== Task brief ==
Reproduce the listing exactly and skip over any pictures.

:: Dataset extract ::

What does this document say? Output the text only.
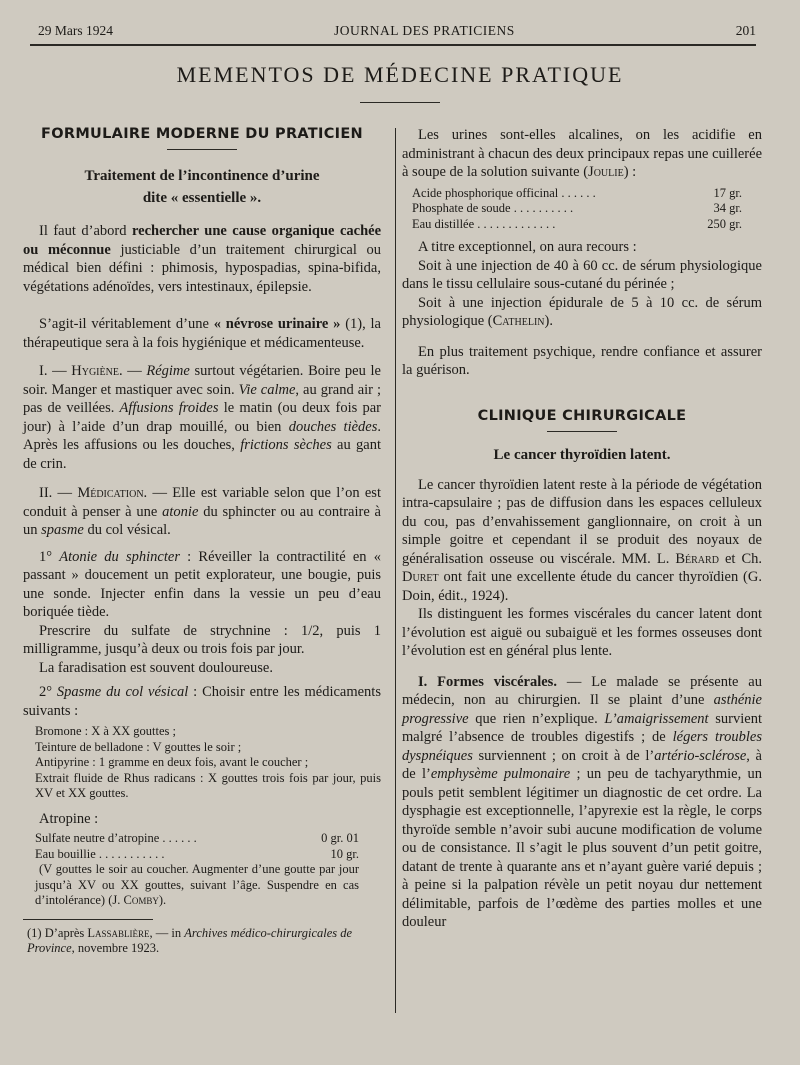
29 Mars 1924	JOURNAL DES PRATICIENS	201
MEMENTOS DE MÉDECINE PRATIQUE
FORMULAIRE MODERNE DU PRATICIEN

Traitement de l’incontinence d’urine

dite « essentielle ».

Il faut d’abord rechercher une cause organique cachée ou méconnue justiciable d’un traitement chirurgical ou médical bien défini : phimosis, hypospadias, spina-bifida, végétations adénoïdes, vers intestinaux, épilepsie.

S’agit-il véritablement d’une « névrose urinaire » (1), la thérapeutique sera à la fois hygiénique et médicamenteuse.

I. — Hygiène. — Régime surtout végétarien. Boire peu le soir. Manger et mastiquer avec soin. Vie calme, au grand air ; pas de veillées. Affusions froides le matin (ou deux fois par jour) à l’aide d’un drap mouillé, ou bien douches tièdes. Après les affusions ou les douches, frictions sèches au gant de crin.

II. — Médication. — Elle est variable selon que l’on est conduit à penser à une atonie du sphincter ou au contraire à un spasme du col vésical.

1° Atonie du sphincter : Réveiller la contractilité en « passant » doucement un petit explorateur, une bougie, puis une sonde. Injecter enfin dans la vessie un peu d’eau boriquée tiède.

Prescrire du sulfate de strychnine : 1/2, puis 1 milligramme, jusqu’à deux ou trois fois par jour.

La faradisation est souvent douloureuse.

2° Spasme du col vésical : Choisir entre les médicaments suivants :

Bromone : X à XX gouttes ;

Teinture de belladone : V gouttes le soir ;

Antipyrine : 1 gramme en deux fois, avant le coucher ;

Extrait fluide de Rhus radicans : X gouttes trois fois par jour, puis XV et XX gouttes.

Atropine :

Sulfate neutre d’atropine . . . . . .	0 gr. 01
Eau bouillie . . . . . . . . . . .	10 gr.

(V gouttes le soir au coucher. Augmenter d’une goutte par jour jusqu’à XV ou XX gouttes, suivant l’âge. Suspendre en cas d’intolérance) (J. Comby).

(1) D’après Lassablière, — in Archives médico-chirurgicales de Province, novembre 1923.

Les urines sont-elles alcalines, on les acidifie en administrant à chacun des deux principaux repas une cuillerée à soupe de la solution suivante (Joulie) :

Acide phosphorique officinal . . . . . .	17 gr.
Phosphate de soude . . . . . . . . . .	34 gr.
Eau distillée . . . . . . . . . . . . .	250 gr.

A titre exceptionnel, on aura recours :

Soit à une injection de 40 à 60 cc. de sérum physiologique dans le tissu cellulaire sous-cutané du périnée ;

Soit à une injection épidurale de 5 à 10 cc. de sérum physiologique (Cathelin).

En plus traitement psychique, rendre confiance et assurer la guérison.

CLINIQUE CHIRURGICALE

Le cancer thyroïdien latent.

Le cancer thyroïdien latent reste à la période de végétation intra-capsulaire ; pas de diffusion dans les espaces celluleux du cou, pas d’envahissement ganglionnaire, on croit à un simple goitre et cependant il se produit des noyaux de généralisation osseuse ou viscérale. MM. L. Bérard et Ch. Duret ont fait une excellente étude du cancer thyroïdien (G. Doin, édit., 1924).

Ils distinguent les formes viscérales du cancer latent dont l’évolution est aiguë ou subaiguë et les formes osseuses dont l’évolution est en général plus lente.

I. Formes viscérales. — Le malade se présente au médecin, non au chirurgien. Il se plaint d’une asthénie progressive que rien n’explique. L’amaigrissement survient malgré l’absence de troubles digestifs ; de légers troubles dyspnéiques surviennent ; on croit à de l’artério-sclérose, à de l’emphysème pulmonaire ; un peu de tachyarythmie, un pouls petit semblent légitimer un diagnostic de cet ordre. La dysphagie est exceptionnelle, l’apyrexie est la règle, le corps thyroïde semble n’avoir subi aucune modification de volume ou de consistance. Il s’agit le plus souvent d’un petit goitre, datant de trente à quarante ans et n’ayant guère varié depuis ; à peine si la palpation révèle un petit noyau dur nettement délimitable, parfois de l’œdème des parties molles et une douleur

:::

== Full solution ==
What does this document say? Output the text only.
29 Mars 1924	JOURNAL DES PRATICIENS	201
MEMENTOS DE MÉDECINE PRATIQUE
FORMULAIRE MODERNE DU PRATICIEN

Traitement de l’incontinence d’urine

dite « essentielle ».

Il faut d’abord rechercher une cause organique cachée ou méconnue justiciable d’un traitement chirurgical ou médical bien défini : phimosis, hypospadias, spina-bifida, végétations adénoïdes, vers intestinaux, épilepsie.

S’agit-il véritablement d’une « névrose urinaire » (1), la thérapeutique sera à la fois hygiénique et médicamenteuse.

I. — Hygiène. — Régime surtout végétarien. Boire peu le soir. Manger et mastiquer avec soin. Vie calme, au grand air ; pas de veillées. Affusions froides le matin (ou deux fois par jour) à l’aide d’un drap mouillé, ou bien douches tièdes. Après les affusions ou les douches, frictions sèches au gant de crin.

II. — Médication. — Elle est variable selon que l’on est conduit à penser à une atonie du sphincter ou au contraire à un spasme du col vésical.

1° Atonie du sphincter : Réveiller la contractilité en « passant » doucement un petit explorateur, une bougie, puis une sonde. Injecter enfin dans la vessie un peu d’eau boriquée tiède.

Prescrire du sulfate de strychnine : 1/2, puis 1 milligramme, jusqu’à deux ou trois fois par jour.

La faradisation est souvent douloureuse.

2° Spasme du col vésical : Choisir entre les médicaments suivants :

Bromone : X à XX gouttes ;

Teinture de belladone : V gouttes le soir ;

Antipyrine : 1 gramme en deux fois, avant le coucher ;

Extrait fluide de Rhus radicans : X gouttes trois fois par jour, puis XV et XX gouttes.

Atropine :

Sulfate neutre d’atropine . . . . . .	0 gr. 01
Eau bouillie . . . . . . . . . . .	10 gr.

(V gouttes le soir au coucher. Augmenter d’une goutte par jour jusqu’à XV ou XX gouttes, suivant l’âge. Suspendre en cas d’intolérance) (J. Comby).

(1) D’après Lassablière, — in Archives médico-chirurgicales de Province, novembre 1923.

Les urines sont-elles alcalines, on les acidifie en administrant à chacun des deux principaux repas une cuillerée à soupe de la solution suivante (Joulie) :

Acide phosphorique officinal . . . . . .	17 gr.
Phosphate de soude . . . . . . . . . .	34 gr.
Eau distillée . . . . . . . . . . . . .	250 gr.

A titre exceptionnel, on aura recours :

Soit à une injection de 40 à 60 cc. de sérum physiologique dans le tissu cellulaire sous-cutané du périnée ;

Soit à une injection épidurale de 5 à 10 cc. de sérum physiologique (Cathelin).

En plus traitement psychique, rendre confiance et assurer la guérison.

CLINIQUE CHIRURGICALE

Le cancer thyroïdien latent.

Le cancer thyroïdien latent reste à la période de végétation intra-capsulaire ; pas de diffusion dans les espaces celluleux du cou, pas d’envahissement ganglionnaire, on croit à un simple goitre et cependant il se produit des noyaux de généralisation osseuse ou viscérale. MM. L. Bérard et Ch. Duret ont fait une excellente étude du cancer thyroïdien (G. Doin, édit., 1924).

Ils distinguent les formes viscérales du cancer latent dont l’évolution est aiguë ou subaiguë et les formes osseuses dont l’évolution est en général plus lente.

I. Formes viscérales. — Le malade se présente au médecin, non au chirurgien. Il se plaint d’une asthénie progressive que rien n’explique. L’amaigrissement survient malgré l’absence de troubles digestifs ; de légers troubles dyspnéiques surviennent ; on croit à de l’artério-sclérose, à de l’emphysème pulmonaire ; un peu de tachyarythmie, un pouls petit semblent légitimer un diagnostic de cet ordre. La dysphagie est exceptionnelle, l’apyrexie est la règle, le corps thyroïde semble n’avoir subi aucune modification de volume ou de consistance. Il s’agit le plus souvent d’un petit goitre, datant de trente à quarante ans et n’ayant guère varié depuis ; à peine si la palpation révèle un petit noyau dur nettement délimitable, parfois de l’œdème des parties molles et une douleur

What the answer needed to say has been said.